=== Article ===
========================================

The Fed will file a motion to expedite this appeal, which could bring the case to its conclusion within a year.

CUNA’s regulatory staff outlined several key points for credit unions:

1. The Fed will request a stay of Judge Richard Leon's July 31 interchange decision. Both the Fed and merchant representatives said they support a longer stay of Leon’s order pending a resolution of the Fed's appeal.

“The Fed raised the possibility of the merchants having to live for a while in a world with no rule at all,” says CUNA General Counsel Eric Richard. “The possibility of returning to a pre-Durbin world, even temporarily, might allow financial institutions to charge whatever they want for interchange fees.

2. CUNA agrees with the Fed’s position that an interim rule is unnecessary because it would force all involved parties to adopt a new rule on a short-term basis when the original rule could ultimately be upheld by the D.C. Circuit Court.

CUNA always wants to limit unnecessary compliance obligations on credit unions, and will strongly advocate for this position before the court.

3. Counsel for a group of financial institutions, including CUNA, told the judge Wednesday that the group is considering instituting new litigation on constitutional grounds should the Fed put in place an interim rule that does not allow financial institutions to recoup their investment.

Additional hearings in the case remain on the schedule: Briefs on a potential Fed interim interchange rule must be submitted by Aug. 28.

CUNA continues to closely follow the progress of this debit interchange case, and is exploring a variety of options to ensure credit unions’ interests are protected going forward.

========================================

=== Job A ===
Output the passage of the article on the Fed's interchange appeal from "2. CUNA agrees" up to and including "before the court.", word for word.

========================================

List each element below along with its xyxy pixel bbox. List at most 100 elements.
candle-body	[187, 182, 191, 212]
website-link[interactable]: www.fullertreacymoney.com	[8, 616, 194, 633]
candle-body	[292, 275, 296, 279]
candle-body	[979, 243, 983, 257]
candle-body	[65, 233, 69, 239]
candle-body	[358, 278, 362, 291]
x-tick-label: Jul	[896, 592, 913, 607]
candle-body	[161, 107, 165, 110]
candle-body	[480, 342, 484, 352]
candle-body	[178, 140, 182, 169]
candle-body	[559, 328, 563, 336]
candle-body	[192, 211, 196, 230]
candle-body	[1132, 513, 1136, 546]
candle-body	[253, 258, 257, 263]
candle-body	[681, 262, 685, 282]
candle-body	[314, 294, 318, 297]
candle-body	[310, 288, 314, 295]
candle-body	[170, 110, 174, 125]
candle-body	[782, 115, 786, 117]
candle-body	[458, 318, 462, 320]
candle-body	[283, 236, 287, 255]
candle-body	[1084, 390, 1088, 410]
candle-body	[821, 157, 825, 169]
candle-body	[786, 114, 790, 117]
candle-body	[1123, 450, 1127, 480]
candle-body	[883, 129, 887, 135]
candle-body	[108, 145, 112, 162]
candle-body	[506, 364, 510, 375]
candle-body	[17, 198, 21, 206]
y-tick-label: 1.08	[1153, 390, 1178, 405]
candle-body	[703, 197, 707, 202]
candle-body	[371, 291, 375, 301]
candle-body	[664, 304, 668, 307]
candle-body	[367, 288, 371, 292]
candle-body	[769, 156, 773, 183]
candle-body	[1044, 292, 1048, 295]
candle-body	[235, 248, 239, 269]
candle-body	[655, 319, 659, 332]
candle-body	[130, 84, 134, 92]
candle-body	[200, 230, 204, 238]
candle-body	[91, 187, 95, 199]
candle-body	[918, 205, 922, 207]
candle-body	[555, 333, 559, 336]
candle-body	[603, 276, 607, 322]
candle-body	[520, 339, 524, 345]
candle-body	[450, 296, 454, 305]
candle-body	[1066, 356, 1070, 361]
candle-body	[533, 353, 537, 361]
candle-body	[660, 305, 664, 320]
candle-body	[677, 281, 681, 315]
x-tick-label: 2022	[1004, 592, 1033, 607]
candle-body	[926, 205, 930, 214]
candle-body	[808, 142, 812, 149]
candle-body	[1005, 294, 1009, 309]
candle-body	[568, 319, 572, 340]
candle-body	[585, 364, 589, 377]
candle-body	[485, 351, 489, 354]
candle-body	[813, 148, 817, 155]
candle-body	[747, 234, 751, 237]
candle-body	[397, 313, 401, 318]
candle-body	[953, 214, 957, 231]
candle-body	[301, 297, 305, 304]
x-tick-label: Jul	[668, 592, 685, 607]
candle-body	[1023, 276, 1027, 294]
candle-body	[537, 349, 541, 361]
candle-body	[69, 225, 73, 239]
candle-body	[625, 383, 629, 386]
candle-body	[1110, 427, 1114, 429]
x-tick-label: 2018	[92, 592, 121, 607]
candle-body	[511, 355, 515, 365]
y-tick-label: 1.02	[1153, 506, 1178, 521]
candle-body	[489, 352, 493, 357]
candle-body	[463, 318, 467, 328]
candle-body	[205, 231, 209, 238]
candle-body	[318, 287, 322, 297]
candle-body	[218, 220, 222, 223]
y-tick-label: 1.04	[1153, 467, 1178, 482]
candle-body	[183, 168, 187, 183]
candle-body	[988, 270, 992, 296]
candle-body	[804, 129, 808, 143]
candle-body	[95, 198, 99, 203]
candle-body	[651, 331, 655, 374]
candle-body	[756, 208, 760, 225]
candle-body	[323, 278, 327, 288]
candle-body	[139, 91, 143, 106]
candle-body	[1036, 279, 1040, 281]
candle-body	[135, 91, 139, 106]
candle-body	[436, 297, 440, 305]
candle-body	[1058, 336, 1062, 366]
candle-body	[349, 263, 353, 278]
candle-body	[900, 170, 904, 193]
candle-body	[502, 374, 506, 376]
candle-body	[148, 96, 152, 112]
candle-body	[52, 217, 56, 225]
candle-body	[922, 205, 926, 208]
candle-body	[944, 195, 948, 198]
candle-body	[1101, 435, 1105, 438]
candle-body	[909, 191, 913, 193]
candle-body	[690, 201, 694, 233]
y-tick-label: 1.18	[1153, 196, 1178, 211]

========================================

=== Job B ===
Return the lines of the listing exactly, from its first line up to and including the line with "156, 773, 183]".

=== Full output A ===
2. CUNA agrees with the Fed’s position that an interim rule is unnecessary because it would force all involved parties to adopt a new rule on a short-term basis when the original rule could ultimately be upheld by the D.C. Circuit Court.

CUNA always wants to limit unnecessary compliance obligations on credit unions, and will strongly advocate for this position before the court.

=== Full output B ===
List each element below along with its xyxy pixel bbox. List at most 100 elements.
candle-body	[187, 182, 191, 212]
website-link[interactable]: www.fullertreacymoney.com	[8, 616, 194, 633]
candle-body	[292, 275, 296, 279]
candle-body	[979, 243, 983, 257]
candle-body	[65, 233, 69, 239]
candle-body	[358, 278, 362, 291]
x-tick-label: Jul	[896, 592, 913, 607]
candle-body	[161, 107, 165, 110]
candle-body	[480, 342, 484, 352]
candle-body	[178, 140, 182, 169]
candle-body	[559, 328, 563, 336]
candle-body	[192, 211, 196, 230]
candle-body	[1132, 513, 1136, 546]
candle-body	[253, 258, 257, 263]
candle-body	[681, 262, 685, 282]
candle-body	[314, 294, 318, 297]
candle-body	[310, 288, 314, 295]
candle-body	[170, 110, 174, 125]
candle-body	[782, 115, 786, 117]
candle-body	[458, 318, 462, 320]
candle-body	[283, 236, 287, 255]
candle-body	[1084, 390, 1088, 410]
candle-body	[821, 157, 825, 169]
candle-body	[786, 114, 790, 117]
candle-body	[1123, 450, 1127, 480]
candle-body	[883, 129, 887, 135]
candle-body	[108, 145, 112, 162]
candle-body	[506, 364, 510, 375]
candle-body	[17, 198, 21, 206]
y-tick-label: 1.08	[1153, 390, 1178, 405]
candle-body	[703, 197, 707, 202]
candle-body	[371, 291, 375, 301]
candle-body	[664, 304, 668, 307]
candle-body	[367, 288, 371, 292]
candle-body	[769, 156, 773, 183]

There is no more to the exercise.